### [DATA PROVIDED]
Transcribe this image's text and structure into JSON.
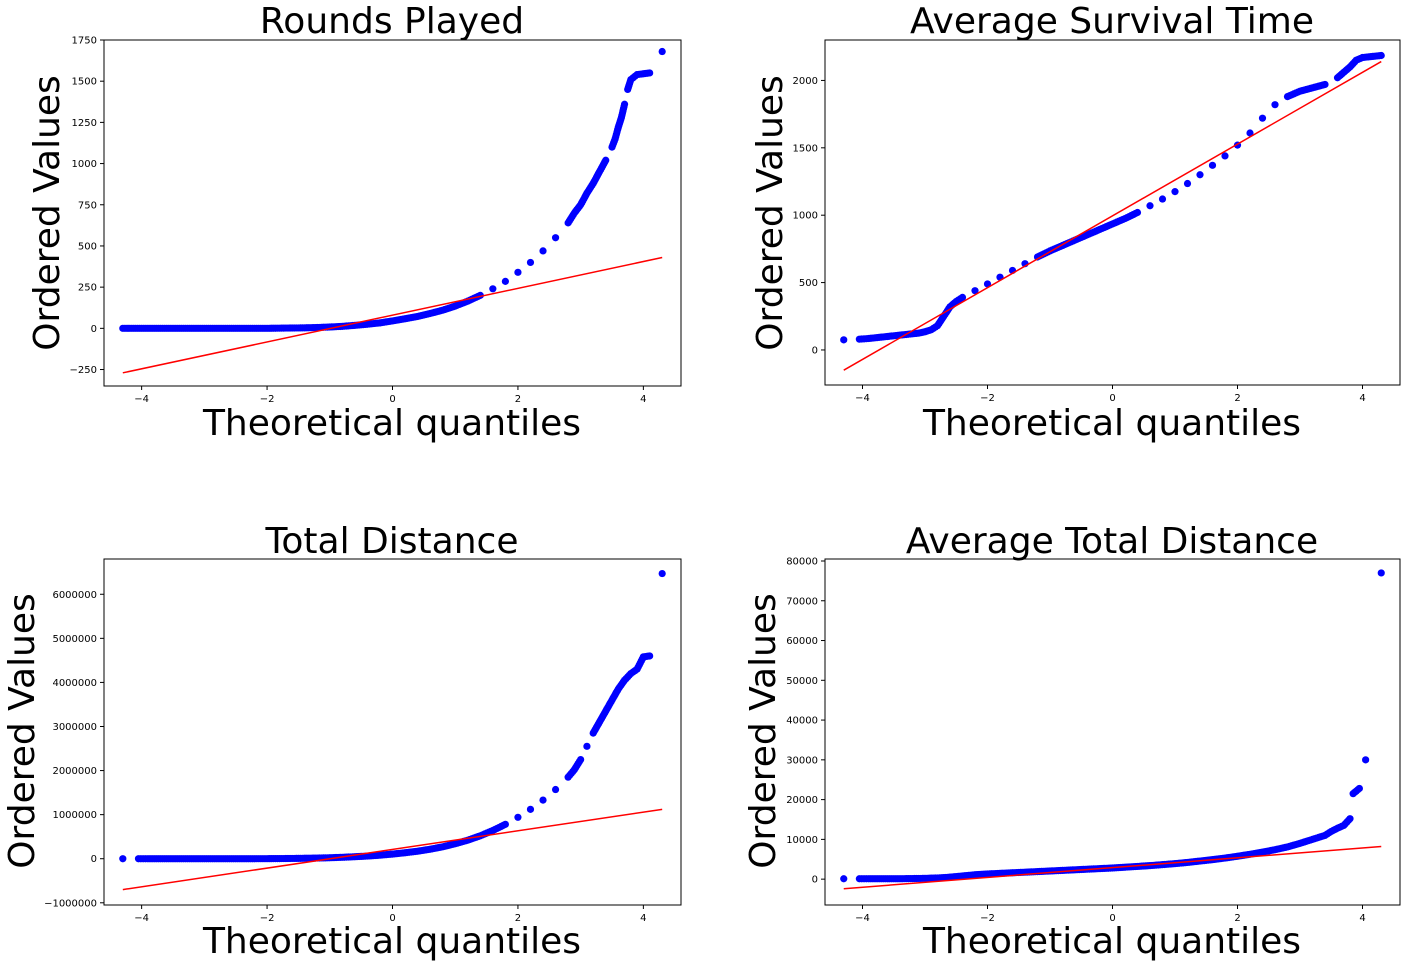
{
  "colors": {
    "points": "#0000ff",
    "fit_line": "#ff0000",
    "axes": "#000000",
    "background": "#ffffff"
  },
  "chart_data": [
    {
      "type": "scatter",
      "title": "Rounds Played",
      "xlabel": "Theoretical quantiles",
      "ylabel": "Ordered Values",
      "xlim": [
        -4.6,
        4.6
      ],
      "ylim": [
        -350,
        1750
      ],
      "xticks": [
        -4,
        -2,
        0,
        2,
        4
      ],
      "xtick_labels": [
        "−4",
        "−2",
        "0",
        "2",
        "4"
      ],
      "yticks": [
        -250,
        0,
        250,
        500,
        750,
        1000,
        1250,
        1500,
        1750
      ],
      "ytick_labels": [
        "−250",
        "0",
        "250",
        "500",
        "750",
        "1000",
        "1250",
        "1500",
        "1750"
      ],
      "grid": false,
      "fit_line": {
        "x": [
          -4.3,
          4.3
        ],
        "y": [
          -270,
          430
        ]
      },
      "points": {
        "x": [
          -4.3,
          -4.1,
          -4.0,
          -3.9,
          -3.8,
          -3.7,
          -3.6,
          -3.5,
          -3.4,
          -3.3,
          -3.2,
          -3.0,
          -2.8,
          -2.6,
          -2.4,
          -2.2,
          -2.0,
          -1.8,
          -1.6,
          -1.4,
          -1.2,
          -1.0,
          -0.8,
          -0.6,
          -0.4,
          -0.2,
          0.0,
          0.2,
          0.4,
          0.6,
          0.8,
          1.0,
          1.2,
          1.4,
          1.6,
          1.8,
          2.0,
          2.2,
          2.4,
          2.6,
          2.8,
          2.9,
          3.0,
          3.1,
          3.2,
          3.3,
          3.4,
          3.5,
          3.55,
          3.6,
          3.65,
          3.7,
          3.75,
          3.8,
          3.9,
          4.0,
          4.1,
          4.3
        ],
        "y": [
          0,
          0,
          0,
          0,
          0,
          0,
          0,
          0,
          0,
          0,
          0,
          0,
          0,
          0,
          0,
          0,
          0,
          1,
          2,
          3,
          5,
          8,
          12,
          18,
          25,
          33,
          45,
          58,
          72,
          90,
          110,
          135,
          165,
          200,
          240,
          285,
          340,
          400,
          470,
          550,
          640,
          700,
          750,
          820,
          880,
          950,
          1020,
          1100,
          1150,
          1220,
          1280,
          1360,
          1450,
          1510,
          1540,
          1545,
          1550,
          1680
        ]
      }
    },
    {
      "type": "scatter",
      "title": "Average Survival Time",
      "xlabel": "Theoretical quantiles",
      "ylabel": "Ordered Values",
      "xlim": [
        -4.6,
        4.6
      ],
      "ylim": [
        -260,
        2300
      ],
      "xticks": [
        -4,
        -2,
        0,
        2,
        4
      ],
      "xtick_labels": [
        "−4",
        "−2",
        "0",
        "2",
        "4"
      ],
      "yticks": [
        0,
        500,
        1000,
        1500,
        2000
      ],
      "ytick_labels": [
        "0",
        "500",
        "1000",
        "1500",
        "2000"
      ],
      "grid": false,
      "fit_line": {
        "x": [
          -4.3,
          4.3
        ],
        "y": [
          -150,
          2140
        ]
      },
      "points": {
        "x": [
          -4.3,
          -4.05,
          -3.9,
          -3.8,
          -3.7,
          -3.6,
          -3.5,
          -3.4,
          -3.3,
          -3.2,
          -3.1,
          -3.0,
          -2.9,
          -2.8,
          -2.7,
          -2.6,
          -2.5,
          -2.4,
          -2.2,
          -2.0,
          -1.8,
          -1.6,
          -1.4,
          -1.2,
          -1.0,
          -0.8,
          -0.6,
          -0.4,
          -0.2,
          0.0,
          0.2,
          0.4,
          0.6,
          0.8,
          1.0,
          1.2,
          1.4,
          1.6,
          1.8,
          2.0,
          2.2,
          2.4,
          2.6,
          2.8,
          3.0,
          3.2,
          3.4,
          3.6,
          3.7,
          3.8,
          3.9,
          4.0,
          4.1,
          4.3
        ],
        "y": [
          75,
          80,
          85,
          90,
          95,
          100,
          105,
          110,
          115,
          120,
          125,
          135,
          150,
          180,
          250,
          320,
          360,
          390,
          440,
          490,
          540,
          590,
          640,
          690,
          735,
          775,
          815,
          855,
          895,
          935,
          975,
          1020,
          1070,
          1120,
          1175,
          1235,
          1300,
          1370,
          1440,
          1520,
          1610,
          1720,
          1820,
          1880,
          1920,
          1945,
          1970,
          2020,
          2060,
          2100,
          2150,
          2170,
          2175,
          2185
        ]
      }
    },
    {
      "type": "scatter",
      "title": "Total Distance",
      "xlabel": "Theoretical quantiles",
      "ylabel": "Ordered Values",
      "xlim": [
        -4.6,
        4.6
      ],
      "ylim": [
        -1050000,
        6800000
      ],
      "xticks": [
        -4,
        -2,
        0,
        2,
        4
      ],
      "xtick_labels": [
        "−4",
        "−2",
        "0",
        "2",
        "4"
      ],
      "yticks": [
        -1000000,
        0,
        1000000,
        2000000,
        3000000,
        4000000,
        5000000,
        6000000
      ],
      "ytick_labels": [
        "−1000000",
        "0",
        "1000000",
        "2000000",
        "3000000",
        "4000000",
        "5000000",
        "6000000"
      ],
      "grid": false,
      "fit_line": {
        "x": [
          -4.3,
          4.3
        ],
        "y": [
          -700000,
          1120000
        ]
      },
      "points": {
        "x": [
          -4.3,
          -4.05,
          -3.9,
          -3.8,
          -3.7,
          -3.6,
          -3.5,
          -3.4,
          -3.3,
          -3.2,
          -3.0,
          -2.8,
          -2.6,
          -2.4,
          -2.2,
          -2.0,
          -1.8,
          -1.6,
          -1.4,
          -1.2,
          -1.0,
          -0.8,
          -0.6,
          -0.4,
          -0.2,
          0.0,
          0.2,
          0.4,
          0.6,
          0.8,
          1.0,
          1.2,
          1.4,
          1.6,
          1.8,
          2.0,
          2.2,
          2.4,
          2.6,
          2.8,
          2.9,
          3.0,
          3.1,
          3.2,
          3.3,
          3.4,
          3.5,
          3.6,
          3.7,
          3.8,
          3.9,
          4.0,
          4.1,
          4.3
        ],
        "y": [
          0,
          0,
          0,
          0,
          0,
          0,
          0,
          0,
          0,
          0,
          0,
          0,
          0,
          0,
          0,
          1000,
          3000,
          6000,
          10000,
          15000,
          22000,
          32000,
          45000,
          60000,
          80000,
          105000,
          135000,
          170000,
          215000,
          270000,
          340000,
          420000,
          520000,
          640000,
          780000,
          940000,
          1120000,
          1330000,
          1570000,
          1850000,
          2020000,
          2250000,
          2550000,
          2850000,
          3100000,
          3350000,
          3600000,
          3850000,
          4050000,
          4200000,
          4300000,
          4580000,
          4600000,
          6470000
        ]
      }
    },
    {
      "type": "scatter",
      "title": "Average Total Distance",
      "xlabel": "Theoretical quantiles",
      "ylabel": "Ordered Values",
      "xlim": [
        -4.6,
        4.6
      ],
      "ylim": [
        -6500,
        80500
      ],
      "xticks": [
        -4,
        -2,
        0,
        2,
        4
      ],
      "xtick_labels": [
        "−4",
        "−2",
        "0",
        "2",
        "4"
      ],
      "yticks": [
        0,
        10000,
        20000,
        30000,
        40000,
        50000,
        60000,
        70000,
        80000
      ],
      "ytick_labels": [
        "0",
        "10000",
        "20000",
        "30000",
        "40000",
        "50000",
        "60000",
        "70000",
        "80000"
      ],
      "grid": false,
      "fit_line": {
        "x": [
          -4.3,
          4.3
        ],
        "y": [
          -2400,
          8200
        ]
      },
      "points": {
        "x": [
          -4.3,
          -4.05,
          -3.9,
          -3.8,
          -3.7,
          -3.6,
          -3.5,
          -3.4,
          -3.2,
          -3.0,
          -2.8,
          -2.6,
          -2.4,
          -2.2,
          -2.0,
          -1.8,
          -1.6,
          -1.4,
          -1.2,
          -1.0,
          -0.8,
          -0.6,
          -0.4,
          -0.2,
          0.0,
          0.2,
          0.4,
          0.6,
          0.8,
          1.0,
          1.2,
          1.4,
          1.6,
          1.8,
          2.0,
          2.2,
          2.4,
          2.6,
          2.8,
          3.0,
          3.2,
          3.4,
          3.5,
          3.6,
          3.7,
          3.8,
          3.85,
          3.95,
          4.05,
          4.3
        ],
        "y": [
          100,
          100,
          100,
          100,
          100,
          100,
          100,
          100,
          150,
          200,
          300,
          500,
          800,
          1100,
          1300,
          1450,
          1600,
          1750,
          1900,
          2050,
          2200,
          2350,
          2500,
          2650,
          2800,
          3000,
          3200,
          3400,
          3650,
          3900,
          4200,
          4550,
          4900,
          5300,
          5750,
          6250,
          6800,
          7400,
          8100,
          9000,
          10000,
          11000,
          12000,
          12800,
          13500,
          15200,
          21500,
          22800,
          30000,
          77000
        ]
      }
    }
  ]
}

### [GIVEN EXERCISE]
Search the data above for the string "Distance" and return every line that has it.

### [RESPONSE TO THIS EXERCISE]
      "title": "Total Distance",
      "title": "Average Total Distance",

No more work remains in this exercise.